| THE EXERCISE |
Put everything from the start of the records down to and including the line that contains "55, 29, 68]" into a numbered list, omitting any blank lines.

┌────────

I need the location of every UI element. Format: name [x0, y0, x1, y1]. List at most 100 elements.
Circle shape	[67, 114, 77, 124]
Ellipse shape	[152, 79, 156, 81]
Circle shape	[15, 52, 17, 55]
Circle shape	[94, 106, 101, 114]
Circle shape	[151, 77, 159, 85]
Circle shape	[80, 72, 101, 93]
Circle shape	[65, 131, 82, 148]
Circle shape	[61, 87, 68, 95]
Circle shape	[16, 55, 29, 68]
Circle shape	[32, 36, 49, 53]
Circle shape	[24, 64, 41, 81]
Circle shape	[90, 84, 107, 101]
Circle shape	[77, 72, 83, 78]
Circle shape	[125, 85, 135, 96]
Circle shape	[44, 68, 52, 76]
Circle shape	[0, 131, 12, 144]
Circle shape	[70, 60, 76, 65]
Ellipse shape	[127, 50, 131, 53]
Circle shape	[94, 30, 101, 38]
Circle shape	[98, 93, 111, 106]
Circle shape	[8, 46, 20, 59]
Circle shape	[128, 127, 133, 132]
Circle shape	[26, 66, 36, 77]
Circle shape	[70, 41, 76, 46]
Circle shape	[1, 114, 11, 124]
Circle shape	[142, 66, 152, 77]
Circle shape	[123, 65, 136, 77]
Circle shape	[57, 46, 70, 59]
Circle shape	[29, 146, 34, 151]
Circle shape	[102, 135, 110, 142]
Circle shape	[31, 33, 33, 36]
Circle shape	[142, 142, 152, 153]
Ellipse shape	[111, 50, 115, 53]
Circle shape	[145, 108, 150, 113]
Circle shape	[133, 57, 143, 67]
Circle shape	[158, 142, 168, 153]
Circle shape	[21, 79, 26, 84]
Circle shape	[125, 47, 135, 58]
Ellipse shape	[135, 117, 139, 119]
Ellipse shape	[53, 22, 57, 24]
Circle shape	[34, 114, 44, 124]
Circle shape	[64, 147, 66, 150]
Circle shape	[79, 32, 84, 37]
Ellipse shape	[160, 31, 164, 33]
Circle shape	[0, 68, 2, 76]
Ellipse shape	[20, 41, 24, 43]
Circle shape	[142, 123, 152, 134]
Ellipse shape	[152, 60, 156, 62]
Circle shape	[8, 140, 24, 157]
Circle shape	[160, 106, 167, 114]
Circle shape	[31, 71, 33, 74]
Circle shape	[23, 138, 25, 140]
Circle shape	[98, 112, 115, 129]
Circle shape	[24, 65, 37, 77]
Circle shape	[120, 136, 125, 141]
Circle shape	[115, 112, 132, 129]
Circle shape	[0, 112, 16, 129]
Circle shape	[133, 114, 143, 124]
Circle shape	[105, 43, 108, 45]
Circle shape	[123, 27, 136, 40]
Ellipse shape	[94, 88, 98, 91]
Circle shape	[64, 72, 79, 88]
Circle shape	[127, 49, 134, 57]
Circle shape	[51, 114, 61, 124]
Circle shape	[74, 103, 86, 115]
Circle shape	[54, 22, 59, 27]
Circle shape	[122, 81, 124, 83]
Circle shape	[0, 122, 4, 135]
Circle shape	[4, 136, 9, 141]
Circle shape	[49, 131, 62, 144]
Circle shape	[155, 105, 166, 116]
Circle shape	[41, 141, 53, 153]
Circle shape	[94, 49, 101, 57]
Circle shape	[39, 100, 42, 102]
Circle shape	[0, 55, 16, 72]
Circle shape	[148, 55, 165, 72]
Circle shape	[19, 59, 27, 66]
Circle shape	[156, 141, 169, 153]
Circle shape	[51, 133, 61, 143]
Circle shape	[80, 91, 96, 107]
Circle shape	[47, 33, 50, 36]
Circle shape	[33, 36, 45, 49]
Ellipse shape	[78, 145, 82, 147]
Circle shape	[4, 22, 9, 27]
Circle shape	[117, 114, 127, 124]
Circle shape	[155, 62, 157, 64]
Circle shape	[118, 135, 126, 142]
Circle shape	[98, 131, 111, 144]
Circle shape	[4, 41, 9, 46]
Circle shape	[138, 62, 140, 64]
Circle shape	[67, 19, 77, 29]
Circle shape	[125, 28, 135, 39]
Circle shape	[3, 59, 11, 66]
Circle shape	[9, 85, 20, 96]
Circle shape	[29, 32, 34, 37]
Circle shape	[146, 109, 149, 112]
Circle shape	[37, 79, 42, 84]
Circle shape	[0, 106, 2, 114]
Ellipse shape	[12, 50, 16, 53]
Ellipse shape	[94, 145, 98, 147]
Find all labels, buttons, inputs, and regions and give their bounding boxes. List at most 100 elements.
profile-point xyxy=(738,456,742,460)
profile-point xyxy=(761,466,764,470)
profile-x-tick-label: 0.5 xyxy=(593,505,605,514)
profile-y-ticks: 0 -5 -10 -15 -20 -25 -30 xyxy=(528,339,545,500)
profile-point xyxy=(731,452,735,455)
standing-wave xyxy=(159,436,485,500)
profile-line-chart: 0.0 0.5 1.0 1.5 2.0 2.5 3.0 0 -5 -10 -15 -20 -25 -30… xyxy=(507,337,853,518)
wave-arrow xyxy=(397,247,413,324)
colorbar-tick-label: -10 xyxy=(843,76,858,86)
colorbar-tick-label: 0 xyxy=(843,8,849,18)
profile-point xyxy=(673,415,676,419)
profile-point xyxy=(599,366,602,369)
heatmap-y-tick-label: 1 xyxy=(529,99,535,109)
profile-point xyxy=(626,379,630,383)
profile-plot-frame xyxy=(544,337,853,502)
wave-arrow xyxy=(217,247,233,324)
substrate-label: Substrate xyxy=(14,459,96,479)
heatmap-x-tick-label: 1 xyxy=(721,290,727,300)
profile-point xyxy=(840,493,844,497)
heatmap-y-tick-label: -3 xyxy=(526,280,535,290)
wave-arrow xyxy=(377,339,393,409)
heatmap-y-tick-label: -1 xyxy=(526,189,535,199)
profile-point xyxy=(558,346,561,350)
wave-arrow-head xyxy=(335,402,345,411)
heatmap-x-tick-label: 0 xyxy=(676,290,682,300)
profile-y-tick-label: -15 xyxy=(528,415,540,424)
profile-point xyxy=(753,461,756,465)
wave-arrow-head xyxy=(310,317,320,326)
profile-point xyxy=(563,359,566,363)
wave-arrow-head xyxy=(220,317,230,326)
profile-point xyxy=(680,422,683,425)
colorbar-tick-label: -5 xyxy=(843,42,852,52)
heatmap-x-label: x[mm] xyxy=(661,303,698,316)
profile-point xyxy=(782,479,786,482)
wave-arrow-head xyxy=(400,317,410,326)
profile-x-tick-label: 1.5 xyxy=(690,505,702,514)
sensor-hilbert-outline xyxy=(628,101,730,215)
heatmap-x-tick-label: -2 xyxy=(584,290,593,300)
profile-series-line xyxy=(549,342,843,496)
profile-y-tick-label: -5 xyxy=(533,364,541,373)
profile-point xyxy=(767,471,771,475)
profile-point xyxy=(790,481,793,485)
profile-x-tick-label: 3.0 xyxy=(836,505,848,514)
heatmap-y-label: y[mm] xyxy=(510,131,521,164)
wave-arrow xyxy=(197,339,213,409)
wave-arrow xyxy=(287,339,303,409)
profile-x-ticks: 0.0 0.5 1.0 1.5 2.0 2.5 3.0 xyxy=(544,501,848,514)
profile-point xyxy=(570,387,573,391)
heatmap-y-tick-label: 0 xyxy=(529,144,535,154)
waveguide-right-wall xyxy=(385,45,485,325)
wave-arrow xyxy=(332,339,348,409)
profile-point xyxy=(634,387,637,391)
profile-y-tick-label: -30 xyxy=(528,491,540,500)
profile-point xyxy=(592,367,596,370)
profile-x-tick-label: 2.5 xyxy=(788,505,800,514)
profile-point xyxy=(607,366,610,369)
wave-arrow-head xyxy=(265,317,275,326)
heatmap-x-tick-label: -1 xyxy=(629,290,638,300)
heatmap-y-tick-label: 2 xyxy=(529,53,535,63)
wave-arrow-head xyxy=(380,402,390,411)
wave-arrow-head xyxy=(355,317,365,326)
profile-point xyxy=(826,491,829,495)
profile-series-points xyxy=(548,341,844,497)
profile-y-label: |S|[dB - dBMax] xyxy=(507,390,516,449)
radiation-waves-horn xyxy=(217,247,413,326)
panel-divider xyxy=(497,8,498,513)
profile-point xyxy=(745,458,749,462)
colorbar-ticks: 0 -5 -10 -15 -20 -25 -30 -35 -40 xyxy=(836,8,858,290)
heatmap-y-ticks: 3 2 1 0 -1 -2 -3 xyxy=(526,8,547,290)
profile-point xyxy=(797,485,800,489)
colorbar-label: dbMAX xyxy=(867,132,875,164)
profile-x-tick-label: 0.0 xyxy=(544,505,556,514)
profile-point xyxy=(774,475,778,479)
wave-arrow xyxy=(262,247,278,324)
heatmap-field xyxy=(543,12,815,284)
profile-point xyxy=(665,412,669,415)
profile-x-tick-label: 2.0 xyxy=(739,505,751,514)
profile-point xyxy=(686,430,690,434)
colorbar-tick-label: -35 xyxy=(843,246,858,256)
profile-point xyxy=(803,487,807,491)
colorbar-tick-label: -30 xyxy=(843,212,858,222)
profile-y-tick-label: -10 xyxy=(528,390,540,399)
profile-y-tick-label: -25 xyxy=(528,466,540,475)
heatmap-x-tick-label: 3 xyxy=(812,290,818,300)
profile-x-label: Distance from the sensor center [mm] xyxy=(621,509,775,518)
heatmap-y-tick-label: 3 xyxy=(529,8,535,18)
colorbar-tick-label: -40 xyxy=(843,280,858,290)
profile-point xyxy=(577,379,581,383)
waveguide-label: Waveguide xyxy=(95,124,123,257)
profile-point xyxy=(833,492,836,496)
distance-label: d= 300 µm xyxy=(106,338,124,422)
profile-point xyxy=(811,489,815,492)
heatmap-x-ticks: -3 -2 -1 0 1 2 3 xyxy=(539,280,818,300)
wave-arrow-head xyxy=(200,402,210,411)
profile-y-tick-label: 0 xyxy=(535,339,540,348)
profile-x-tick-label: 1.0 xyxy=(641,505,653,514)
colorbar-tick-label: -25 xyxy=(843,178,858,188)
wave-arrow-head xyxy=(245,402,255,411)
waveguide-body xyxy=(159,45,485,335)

└────────

| EXERCISE RESULT |
1. I need the location of every UI element. Format: name [x0, y0, x1, y1]. List at most 100 elements.
2. Circle shape	[67, 114, 77, 124]
3. Ellipse shape	[152, 79, 156, 81]
4. Circle shape	[15, 52, 17, 55]
5. Circle shape	[94, 106, 101, 114]
6. Circle shape	[151, 77, 159, 85]
7. Circle shape	[80, 72, 101, 93]
8. Circle shape	[65, 131, 82, 148]
9. Circle shape	[61, 87, 68, 95]
10. Circle shape	[16, 55, 29, 68]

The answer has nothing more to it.